>> START EXERCISE INPUT

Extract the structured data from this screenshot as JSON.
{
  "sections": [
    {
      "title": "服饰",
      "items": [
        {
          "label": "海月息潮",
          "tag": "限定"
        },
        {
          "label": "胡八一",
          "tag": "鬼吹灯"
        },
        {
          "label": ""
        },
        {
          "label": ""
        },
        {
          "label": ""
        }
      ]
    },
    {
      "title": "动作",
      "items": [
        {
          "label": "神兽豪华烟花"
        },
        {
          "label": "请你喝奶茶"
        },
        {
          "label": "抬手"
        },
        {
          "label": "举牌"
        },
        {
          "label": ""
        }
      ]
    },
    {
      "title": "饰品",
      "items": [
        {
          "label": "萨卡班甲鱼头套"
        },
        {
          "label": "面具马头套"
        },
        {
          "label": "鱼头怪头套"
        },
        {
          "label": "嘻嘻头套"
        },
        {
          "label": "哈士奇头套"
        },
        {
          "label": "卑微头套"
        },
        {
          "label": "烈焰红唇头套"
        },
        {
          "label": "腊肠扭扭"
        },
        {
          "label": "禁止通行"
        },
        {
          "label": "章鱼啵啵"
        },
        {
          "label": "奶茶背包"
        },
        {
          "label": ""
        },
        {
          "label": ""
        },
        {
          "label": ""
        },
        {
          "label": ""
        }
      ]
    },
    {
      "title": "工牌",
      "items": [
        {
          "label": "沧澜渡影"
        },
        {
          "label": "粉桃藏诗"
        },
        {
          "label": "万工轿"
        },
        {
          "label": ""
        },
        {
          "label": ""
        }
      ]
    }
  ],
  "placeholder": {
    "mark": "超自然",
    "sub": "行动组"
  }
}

>> END EXERCISE INPUT

**WORK REQUIRED**
All of the entries must be written out exactly as they stand.

**EXERCISE RESULT**
Extract the structured data from this screenshot as JSON.
{
  "sections": [
    {
      "title": "服饰",
      "items": [
        {
          "label": "海月息潮",
          "tag": "限定"
        },
        {
          "label": "胡八一",
          "tag": "鬼吹灯"
        },
        {
          "label": ""
        },
        {
          "label": ""
        },
        {
          "label": ""
        }
      ]
    },
    {
      "title": "动作",
      "items": [
        {
          "label": "神兽豪华烟花"
        },
        {
          "label": "请你喝奶茶"
        },
        {
          "label": "抬手"
        },
        {
          "label": "举牌"
        },
        {
          "label": ""
        }
      ]
    },
    {
      "title": "饰品",
      "items": [
        {
          "label": "萨卡班甲鱼头套"
        },
        {
          "label": "面具马头套"
        },
        {
          "label": "鱼头怪头套"
        },
        {
          "label": "嘻嘻头套"
        },
        {
          "label": "哈士奇头套"
        },
        {
          "label": "卑微头套"
        },
        {
          "label": "烈焰红唇头套"
        },
        {
          "label": "腊肠扭扭"
        },
        {
          "label": "禁止通行"
        },
        {
          "label": "章鱼啵啵"
        },
        {
          "label": "奶茶背包"
        },
        {
          "label": ""
        },
        {
          "label": ""
        },
        {
          "label": ""
        },
        {
          "label": ""
        }
      ]
    },
    {
      "title": "工牌",
      "items": [
        {
          "label": "沧澜渡影"
        },
        {
          "label": "粉桃藏诗"
        },
        {
          "label": "万工轿"
        },
        {
          "label": ""
        },
        {
          "label": ""
        }
      ]
    }
  ],
  "placeholder": {
    "mark": "超自然",
    "sub": "行动组"
  }
}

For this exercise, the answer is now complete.